---- Given information

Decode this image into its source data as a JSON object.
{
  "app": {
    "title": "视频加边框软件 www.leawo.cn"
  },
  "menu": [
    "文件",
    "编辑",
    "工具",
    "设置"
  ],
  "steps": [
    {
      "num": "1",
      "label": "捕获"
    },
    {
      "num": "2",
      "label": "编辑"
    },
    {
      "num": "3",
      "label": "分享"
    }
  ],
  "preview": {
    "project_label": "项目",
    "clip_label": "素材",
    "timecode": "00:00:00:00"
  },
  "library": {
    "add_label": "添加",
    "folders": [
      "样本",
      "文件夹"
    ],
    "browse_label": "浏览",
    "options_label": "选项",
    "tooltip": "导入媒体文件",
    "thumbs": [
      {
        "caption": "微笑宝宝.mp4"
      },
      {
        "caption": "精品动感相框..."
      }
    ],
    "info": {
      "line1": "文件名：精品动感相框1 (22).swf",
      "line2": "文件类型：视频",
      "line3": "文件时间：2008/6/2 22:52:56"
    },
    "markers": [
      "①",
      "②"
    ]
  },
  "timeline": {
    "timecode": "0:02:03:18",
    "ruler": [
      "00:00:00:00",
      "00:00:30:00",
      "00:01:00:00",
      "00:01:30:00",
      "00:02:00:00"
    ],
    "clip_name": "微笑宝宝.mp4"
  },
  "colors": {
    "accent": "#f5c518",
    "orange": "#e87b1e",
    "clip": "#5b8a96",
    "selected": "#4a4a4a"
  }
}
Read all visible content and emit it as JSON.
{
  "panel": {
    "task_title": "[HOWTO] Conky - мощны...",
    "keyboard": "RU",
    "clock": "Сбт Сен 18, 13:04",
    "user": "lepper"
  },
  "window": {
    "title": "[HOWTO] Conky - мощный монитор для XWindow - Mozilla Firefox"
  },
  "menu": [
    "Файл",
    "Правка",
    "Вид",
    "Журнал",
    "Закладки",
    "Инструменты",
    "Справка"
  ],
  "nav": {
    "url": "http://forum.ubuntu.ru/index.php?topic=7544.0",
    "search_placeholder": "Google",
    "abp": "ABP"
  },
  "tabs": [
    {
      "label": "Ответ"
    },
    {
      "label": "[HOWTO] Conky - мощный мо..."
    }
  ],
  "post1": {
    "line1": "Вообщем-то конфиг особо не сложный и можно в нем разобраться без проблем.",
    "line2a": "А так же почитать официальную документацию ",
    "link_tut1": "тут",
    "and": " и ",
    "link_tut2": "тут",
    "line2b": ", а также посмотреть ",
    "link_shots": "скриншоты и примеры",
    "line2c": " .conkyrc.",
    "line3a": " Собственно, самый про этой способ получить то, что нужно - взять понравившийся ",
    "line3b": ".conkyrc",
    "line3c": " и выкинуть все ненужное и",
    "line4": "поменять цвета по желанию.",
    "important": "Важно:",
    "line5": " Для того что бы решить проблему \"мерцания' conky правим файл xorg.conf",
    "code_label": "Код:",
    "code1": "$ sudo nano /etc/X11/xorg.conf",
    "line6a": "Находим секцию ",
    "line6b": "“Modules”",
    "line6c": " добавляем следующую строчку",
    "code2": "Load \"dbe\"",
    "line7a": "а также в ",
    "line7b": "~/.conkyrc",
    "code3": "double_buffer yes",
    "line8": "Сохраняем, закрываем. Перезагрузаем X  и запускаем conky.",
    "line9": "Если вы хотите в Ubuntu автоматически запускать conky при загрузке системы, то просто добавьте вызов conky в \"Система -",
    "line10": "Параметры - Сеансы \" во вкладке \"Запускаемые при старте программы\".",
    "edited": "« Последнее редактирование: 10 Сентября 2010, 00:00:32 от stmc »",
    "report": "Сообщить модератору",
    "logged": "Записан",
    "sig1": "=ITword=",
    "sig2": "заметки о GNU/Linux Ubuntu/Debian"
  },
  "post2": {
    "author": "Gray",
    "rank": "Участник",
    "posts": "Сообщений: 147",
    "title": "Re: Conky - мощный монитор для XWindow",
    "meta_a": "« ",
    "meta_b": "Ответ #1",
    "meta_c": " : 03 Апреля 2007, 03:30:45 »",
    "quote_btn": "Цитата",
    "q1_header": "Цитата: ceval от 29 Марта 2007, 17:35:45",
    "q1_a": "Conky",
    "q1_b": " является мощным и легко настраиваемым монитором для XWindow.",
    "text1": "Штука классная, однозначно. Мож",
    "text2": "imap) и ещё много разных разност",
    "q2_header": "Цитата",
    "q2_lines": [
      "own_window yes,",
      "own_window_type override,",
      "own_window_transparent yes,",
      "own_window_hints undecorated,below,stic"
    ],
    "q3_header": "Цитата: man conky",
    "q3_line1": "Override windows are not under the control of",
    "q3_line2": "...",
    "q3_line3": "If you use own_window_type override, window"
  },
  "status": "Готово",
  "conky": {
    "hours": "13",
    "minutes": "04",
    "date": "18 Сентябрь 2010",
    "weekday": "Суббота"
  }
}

--------

• [Required task]:
Extract every line containing the string "мощный" from the data above.

• [Written solution]:
    "title": "[HOWTO] Conky - мощный монитор для XWindow - Mozilla Firefox"
      "label": "[HOWTO] Conky - мощный мо..."
    "title": "Re: Conky - мощный монитор для XWindow",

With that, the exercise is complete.